Do any lines in the data below contain "保留两位小数是"? If so, copy every one of them.

##### Data for this exercise

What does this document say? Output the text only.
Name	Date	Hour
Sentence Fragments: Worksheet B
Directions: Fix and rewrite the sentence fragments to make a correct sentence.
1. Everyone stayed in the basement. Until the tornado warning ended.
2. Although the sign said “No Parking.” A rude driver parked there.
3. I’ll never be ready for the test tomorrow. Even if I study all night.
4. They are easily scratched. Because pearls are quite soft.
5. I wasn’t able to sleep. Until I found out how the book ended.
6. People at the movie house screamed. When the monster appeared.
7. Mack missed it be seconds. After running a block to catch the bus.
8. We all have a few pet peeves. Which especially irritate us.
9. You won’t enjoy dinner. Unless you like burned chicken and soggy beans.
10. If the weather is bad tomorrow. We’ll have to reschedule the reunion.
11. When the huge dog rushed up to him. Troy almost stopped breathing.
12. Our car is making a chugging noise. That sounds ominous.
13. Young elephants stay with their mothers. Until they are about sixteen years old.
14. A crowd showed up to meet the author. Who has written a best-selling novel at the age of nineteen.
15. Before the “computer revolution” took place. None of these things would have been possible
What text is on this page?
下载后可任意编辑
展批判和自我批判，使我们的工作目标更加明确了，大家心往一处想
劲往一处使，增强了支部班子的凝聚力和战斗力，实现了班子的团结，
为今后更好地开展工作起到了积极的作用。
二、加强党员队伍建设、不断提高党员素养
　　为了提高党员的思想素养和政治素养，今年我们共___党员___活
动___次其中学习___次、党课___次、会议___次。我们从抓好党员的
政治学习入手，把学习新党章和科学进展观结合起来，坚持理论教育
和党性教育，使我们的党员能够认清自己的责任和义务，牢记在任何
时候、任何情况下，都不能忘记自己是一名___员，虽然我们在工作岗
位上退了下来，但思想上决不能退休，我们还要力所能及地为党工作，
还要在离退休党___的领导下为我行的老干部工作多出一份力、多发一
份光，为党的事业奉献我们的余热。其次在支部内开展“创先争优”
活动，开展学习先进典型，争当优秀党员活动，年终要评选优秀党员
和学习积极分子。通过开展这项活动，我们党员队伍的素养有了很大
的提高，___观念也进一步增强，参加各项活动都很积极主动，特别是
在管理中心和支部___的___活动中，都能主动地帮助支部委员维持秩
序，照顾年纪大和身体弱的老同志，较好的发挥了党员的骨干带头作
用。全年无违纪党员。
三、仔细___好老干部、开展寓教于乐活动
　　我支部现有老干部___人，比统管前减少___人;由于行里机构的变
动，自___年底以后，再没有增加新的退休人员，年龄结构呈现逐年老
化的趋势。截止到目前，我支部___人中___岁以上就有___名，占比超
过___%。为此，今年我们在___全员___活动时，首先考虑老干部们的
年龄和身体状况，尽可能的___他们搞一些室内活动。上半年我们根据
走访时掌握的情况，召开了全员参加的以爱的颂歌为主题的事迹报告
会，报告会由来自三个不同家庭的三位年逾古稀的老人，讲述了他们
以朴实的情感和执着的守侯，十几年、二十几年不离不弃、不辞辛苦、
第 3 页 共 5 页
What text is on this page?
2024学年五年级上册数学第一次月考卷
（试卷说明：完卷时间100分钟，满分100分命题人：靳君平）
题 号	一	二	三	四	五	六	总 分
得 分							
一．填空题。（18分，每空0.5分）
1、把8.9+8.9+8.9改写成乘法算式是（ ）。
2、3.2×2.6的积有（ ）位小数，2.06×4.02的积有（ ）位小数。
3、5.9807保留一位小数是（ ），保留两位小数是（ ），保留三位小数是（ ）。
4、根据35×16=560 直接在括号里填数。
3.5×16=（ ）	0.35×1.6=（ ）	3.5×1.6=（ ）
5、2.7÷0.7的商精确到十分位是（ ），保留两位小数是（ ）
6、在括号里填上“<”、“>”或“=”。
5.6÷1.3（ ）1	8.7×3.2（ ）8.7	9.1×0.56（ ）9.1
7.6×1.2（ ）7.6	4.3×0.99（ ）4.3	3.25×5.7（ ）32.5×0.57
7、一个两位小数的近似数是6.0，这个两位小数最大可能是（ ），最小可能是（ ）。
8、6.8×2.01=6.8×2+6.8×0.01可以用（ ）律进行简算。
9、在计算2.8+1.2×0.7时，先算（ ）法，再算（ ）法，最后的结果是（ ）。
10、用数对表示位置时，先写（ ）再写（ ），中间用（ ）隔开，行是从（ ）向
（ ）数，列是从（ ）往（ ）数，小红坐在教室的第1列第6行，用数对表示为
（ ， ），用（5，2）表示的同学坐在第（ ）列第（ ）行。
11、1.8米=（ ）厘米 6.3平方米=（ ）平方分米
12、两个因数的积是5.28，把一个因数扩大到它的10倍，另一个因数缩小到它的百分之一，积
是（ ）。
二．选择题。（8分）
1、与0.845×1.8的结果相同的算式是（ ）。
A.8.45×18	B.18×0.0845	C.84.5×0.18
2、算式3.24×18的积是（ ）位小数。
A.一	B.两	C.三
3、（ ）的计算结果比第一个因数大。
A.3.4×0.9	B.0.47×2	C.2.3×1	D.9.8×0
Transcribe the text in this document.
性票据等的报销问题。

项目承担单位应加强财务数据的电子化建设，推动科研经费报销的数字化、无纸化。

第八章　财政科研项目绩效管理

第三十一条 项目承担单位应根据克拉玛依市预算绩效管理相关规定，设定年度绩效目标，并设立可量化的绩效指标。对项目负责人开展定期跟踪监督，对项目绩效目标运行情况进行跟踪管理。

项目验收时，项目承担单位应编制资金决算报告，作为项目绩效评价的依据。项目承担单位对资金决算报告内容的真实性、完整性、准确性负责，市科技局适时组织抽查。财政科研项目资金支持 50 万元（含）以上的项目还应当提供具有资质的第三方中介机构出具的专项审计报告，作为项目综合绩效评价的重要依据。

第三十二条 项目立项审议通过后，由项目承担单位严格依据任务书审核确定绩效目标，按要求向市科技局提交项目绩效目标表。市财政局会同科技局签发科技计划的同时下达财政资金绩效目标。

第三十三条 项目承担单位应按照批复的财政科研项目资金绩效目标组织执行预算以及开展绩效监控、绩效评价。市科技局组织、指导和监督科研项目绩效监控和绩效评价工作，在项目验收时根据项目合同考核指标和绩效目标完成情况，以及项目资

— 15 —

##########

#### [Result for this task]
3、5.9807保留一位小数是（ ），保留两位小数是（ ），保留三位小数是（ ）。
5、2.7÷0.7的商精确到十分位是（ ），保留两位小数是（ ）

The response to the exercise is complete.